(Excerpts from a figure dataset)
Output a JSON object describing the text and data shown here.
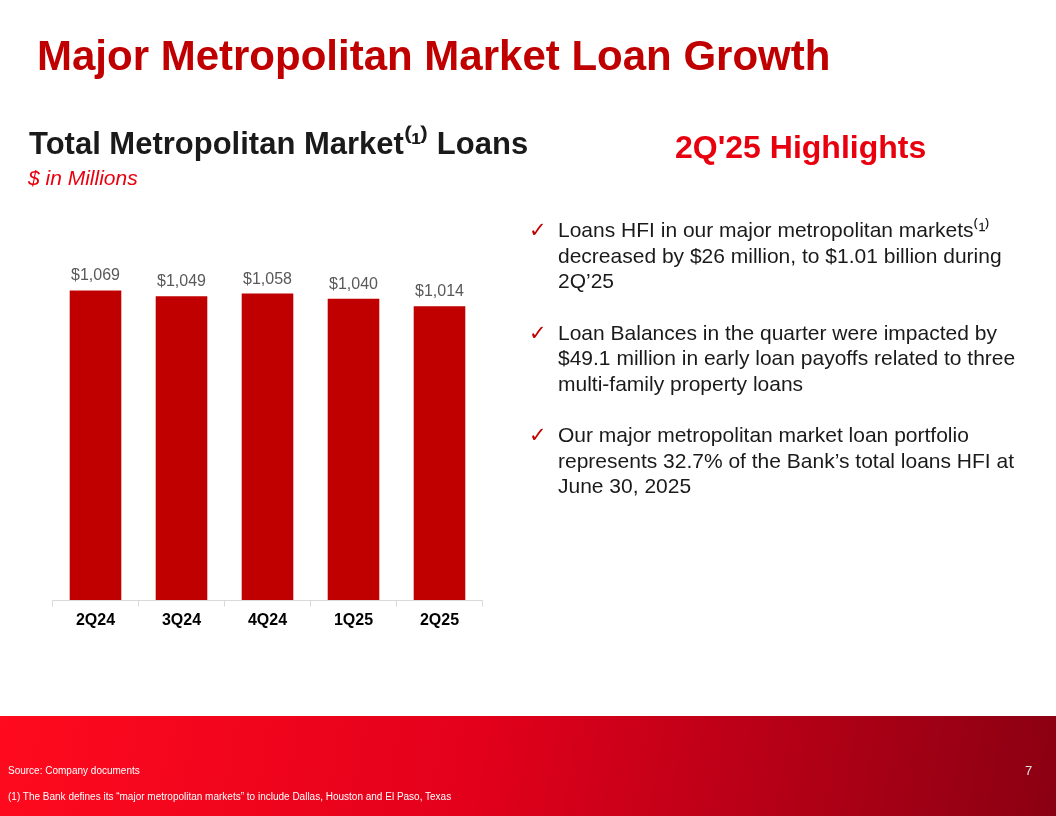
{
  "chart_data": {
    "type": "bar",
    "title": "Total Metropolitan Market⁽¹⁾ Loans",
    "subtitle": "$ in Millions",
    "categories": [
      "2Q24",
      "3Q24",
      "4Q24",
      "1Q25",
      "2Q25"
    ],
    "values": [
      1069,
      1049,
      1058,
      1040,
      1014
    ],
    "value_labels": [
      "$1,069",
      "$1,049",
      "$1,058",
      "$1,040",
      "$1,014"
    ],
    "color": "#c00000",
    "tick_labels": "x",
    "annotations": [
      "Major Metropolitan Market Loan Growth",
      "2Q'25 Highlights",
      "✓ Loans HFI in our major metropolitan markets⁽¹⁾ decreased by $26 million, to $1.01 billion during 2Q’25",
      "✓ Loan Balances in the quarter were impacted by $49.1 million in early loan payoffs related to three multi-family property loans",
      "✓ Our major metropolitan market loan portfolio represents 32.7% of the Bank’s total loans HFI at June 30, 2025",
      "Source: Company documents",
      "7",
      "(1) The Bank defines its “major metropolitan markets” to include Dallas, Houston and El Paso, Texas"
    ]
  }
}
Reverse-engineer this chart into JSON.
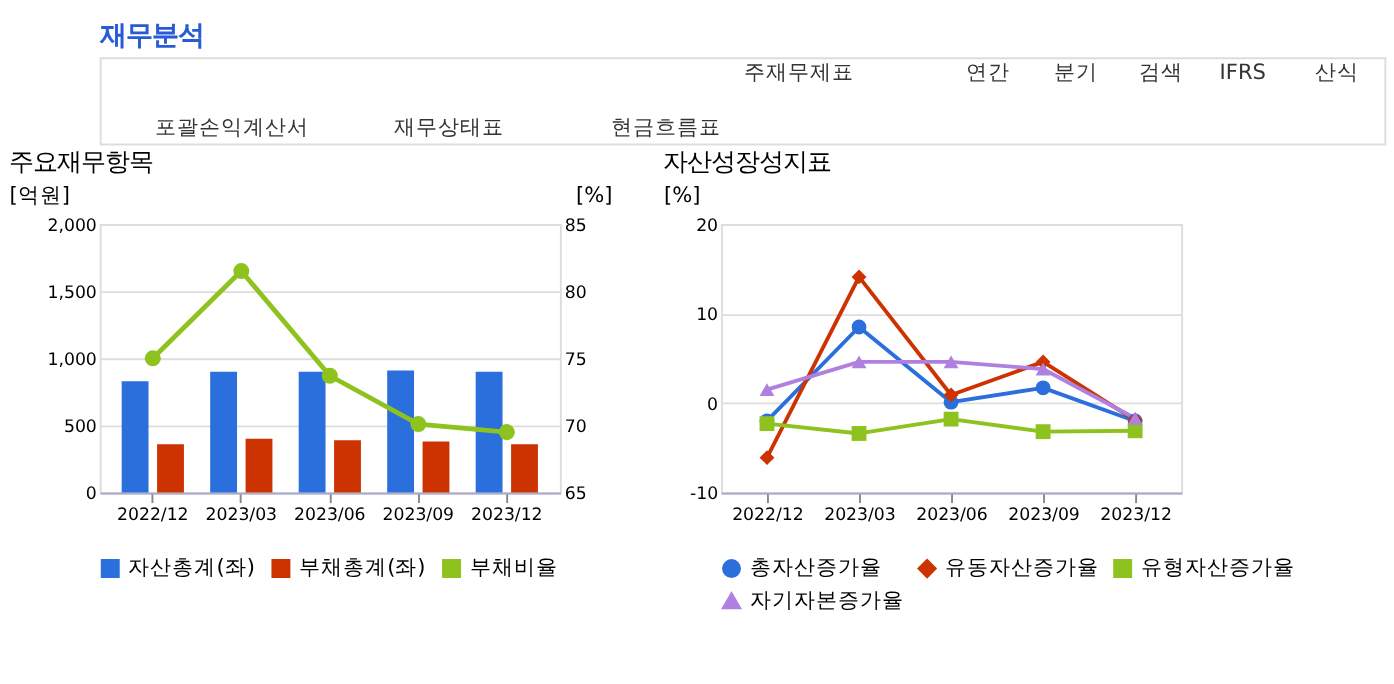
{
  "chart_data": [
    {
      "type": "other",
      "title": "재무분석",
      "annotations": [
        "주재무제표",
        "연간",
        "분기",
        "검색",
        "IFRS",
        "산식",
        "포괄손익계산서",
        "재무상태표",
        "현금흐름표"
      ]
    },
    {
      "type": "bar",
      "title": "주요재무항목",
      "categories": [
        "2022/12",
        "2023/03",
        "2023/06",
        "2023/09",
        "2023/12"
      ],
      "ylabel": "[억원]",
      "y2label": "[%]",
      "ylim": [
        0,
        2000
      ],
      "yticks": [
        0,
        500,
        {
          "value": 1000,
          "label": "1,000"
        },
        {
          "value": 1500,
          "label": "1,500"
        },
        {
          "value": 2000,
          "label": "2,000"
        }
      ],
      "y2lim": [
        65,
        85
      ],
      "y2ticks": [
        65,
        70,
        75,
        80,
        85
      ],
      "grid": "y",
      "legend": "bottom",
      "series": [
        {
          "name": "자산총계(좌)",
          "color": "#2a6fdb",
          "values": [
            830,
            900,
            900,
            910,
            900
          ]
        },
        {
          "name": "부채총계(좌)",
          "color": "#cc3300",
          "values": [
            360,
            400,
            390,
            380,
            360
          ]
        },
        {
          "name": "부채비율",
          "color": "#8dc21f",
          "type": "line",
          "axis": "y2",
          "marker": "circle",
          "values": [
            75.0,
            81.5,
            73.7,
            70.1,
            69.5
          ]
        }
      ]
    },
    {
      "type": "line",
      "title": "자산성장성지표",
      "categories": [
        "2022/12",
        "2023/03",
        "2023/06",
        "2023/09",
        "2023/12"
      ],
      "ylabel": "[%]",
      "ylim": [
        -10,
        20
      ],
      "yticks": [
        -10,
        0,
        10,
        20
      ],
      "grid": "y",
      "legend": "bottom",
      "series": [
        {
          "name": "총자산증가율",
          "color": "#2a6fdb",
          "marker": "circle",
          "values": [
            -2.0,
            8.5,
            0.1,
            1.7,
            -2.0
          ]
        },
        {
          "name": "유동자산증가율",
          "color": "#cc3300",
          "marker": "diamond",
          "values": [
            -6.1,
            14.1,
            0.9,
            4.6,
            -1.9
          ]
        },
        {
          "name": "유형자산증가율",
          "color": "#8dc21f",
          "marker": "square",
          "values": [
            -2.3,
            -3.4,
            -1.8,
            -3.2,
            -3.1
          ]
        },
        {
          "name": "자기자본증가율",
          "color": "#b080e0",
          "marker": "triangle",
          "values": [
            1.5,
            4.6,
            4.6,
            3.8,
            -1.7
          ]
        }
      ]
    }
  ]
}
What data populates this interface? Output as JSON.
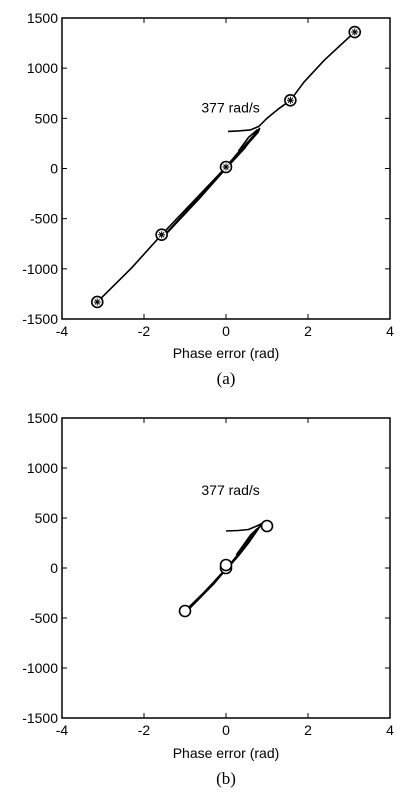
{
  "chart_data": [
    {
      "type": "line",
      "title": "",
      "xlabel": "Phase error (rad)",
      "ylabel": "",
      "xlim": [
        -4,
        4
      ],
      "ylim": [
        -1500,
        1500
      ],
      "x_ticks": [
        "-4",
        "-2",
        "0",
        "2",
        "4"
      ],
      "y_ticks": [
        "1500",
        "1000",
        "500",
        "0",
        "-500",
        "-1000",
        "-1500"
      ],
      "annotation": "377 rad/s",
      "caption": "(a)",
      "grid": false,
      "series": [
        {
          "points": [
            [
              -3.14,
              -1330
            ],
            [
              -2.3,
              -990
            ],
            [
              -1.57,
              -660
            ],
            [
              -0.8,
              -330
            ],
            [
              0.0,
              15
            ],
            [
              0.5,
              230
            ],
            [
              0.78,
              360
            ],
            [
              0.82,
              400
            ],
            [
              0.72,
              350
            ],
            [
              0.5,
              250
            ],
            [
              0.3,
              160
            ],
            [
              0.05,
              40
            ],
            [
              -0.6,
              -260
            ],
            [
              -1.45,
              -640
            ],
            [
              -1.57,
              -650
            ]
          ]
        },
        {
          "points": [
            [
              -1.5,
              -670
            ],
            [
              -0.65,
              -300
            ],
            [
              0.0,
              0
            ],
            [
              0.45,
              200
            ],
            [
              0.7,
              340
            ],
            [
              0.76,
              385
            ],
            [
              0.55,
              310
            ],
            [
              0.3,
              170
            ]
          ]
        },
        {
          "points": [
            [
              0.05,
              370
            ],
            [
              0.3,
              375
            ],
            [
              0.6,
              385
            ],
            [
              0.8,
              420
            ],
            [
              1.0,
              500
            ],
            [
              1.3,
              600
            ],
            [
              1.57,
              680
            ],
            [
              1.9,
              860
            ],
            [
              2.4,
              1080
            ],
            [
              3.14,
              1360
            ]
          ]
        }
      ],
      "markers": [
        {
          "x": -3.14,
          "y": -1330
        },
        {
          "x": -1.57,
          "y": -660
        },
        {
          "x": 0.0,
          "y": 15
        },
        {
          "x": 1.57,
          "y": 680
        },
        {
          "x": 3.14,
          "y": 1360
        }
      ]
    },
    {
      "type": "line",
      "title": "",
      "xlabel": "Phase error (rad)",
      "ylabel": "",
      "xlim": [
        -4,
        4
      ],
      "ylim": [
        -1500,
        1500
      ],
      "x_ticks": [
        "-4",
        "-2",
        "0",
        "2",
        "4"
      ],
      "y_ticks": [
        "1500",
        "1000",
        "500",
        "0",
        "-500",
        "-1000",
        "-1500"
      ],
      "annotation": "377 rad/s",
      "caption": "(b)",
      "grid": false,
      "series": [
        {
          "points": [
            [
              -1.0,
              -430
            ],
            [
              -0.6,
              -270
            ],
            [
              -0.3,
              -140
            ],
            [
              0.0,
              -20
            ],
            [
              0.3,
              120
            ],
            [
              0.55,
              250
            ],
            [
              0.72,
              350
            ],
            [
              0.8,
              400
            ],
            [
              0.85,
              430
            ],
            [
              0.7,
              360
            ],
            [
              0.4,
              190
            ],
            [
              0.1,
              40
            ],
            [
              -0.5,
              -230
            ],
            [
              -0.95,
              -420
            ]
          ]
        },
        {
          "points": [
            [
              -0.9,
              -410
            ],
            [
              -0.3,
              -160
            ],
            [
              0.05,
              10
            ],
            [
              0.35,
              150
            ],
            [
              0.62,
              300
            ],
            [
              0.75,
              390
            ],
            [
              0.6,
              330
            ],
            [
              0.25,
              130
            ]
          ]
        },
        {
          "points": [
            [
              0.0,
              370
            ],
            [
              0.3,
              375
            ],
            [
              0.55,
              385
            ],
            [
              0.75,
              420
            ],
            [
              0.9,
              450
            ],
            [
              1.0,
              450
            ],
            [
              1.05,
              430
            ],
            [
              0.95,
              410
            ],
            [
              0.85,
              405
            ]
          ]
        }
      ],
      "markers": [
        {
          "x": -1.0,
          "y": -430
        },
        {
          "x": 0.0,
          "y": 0
        },
        {
          "x": 0.0,
          "y": 30
        },
        {
          "x": 1.0,
          "y": 420
        }
      ]
    }
  ]
}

» **Given instruction**
Copy the lines from the entries above in which the word "name" appears.

» **Expected answer**
          "name": "자산총계(좌)",
          "name": "부채총계(좌)",
          "name": "부채비율",
          "name": "총자산증가율",
          "name": "유동자산증가율",
          "name": "유형자산증가율",
          "name": "자기자본증가율",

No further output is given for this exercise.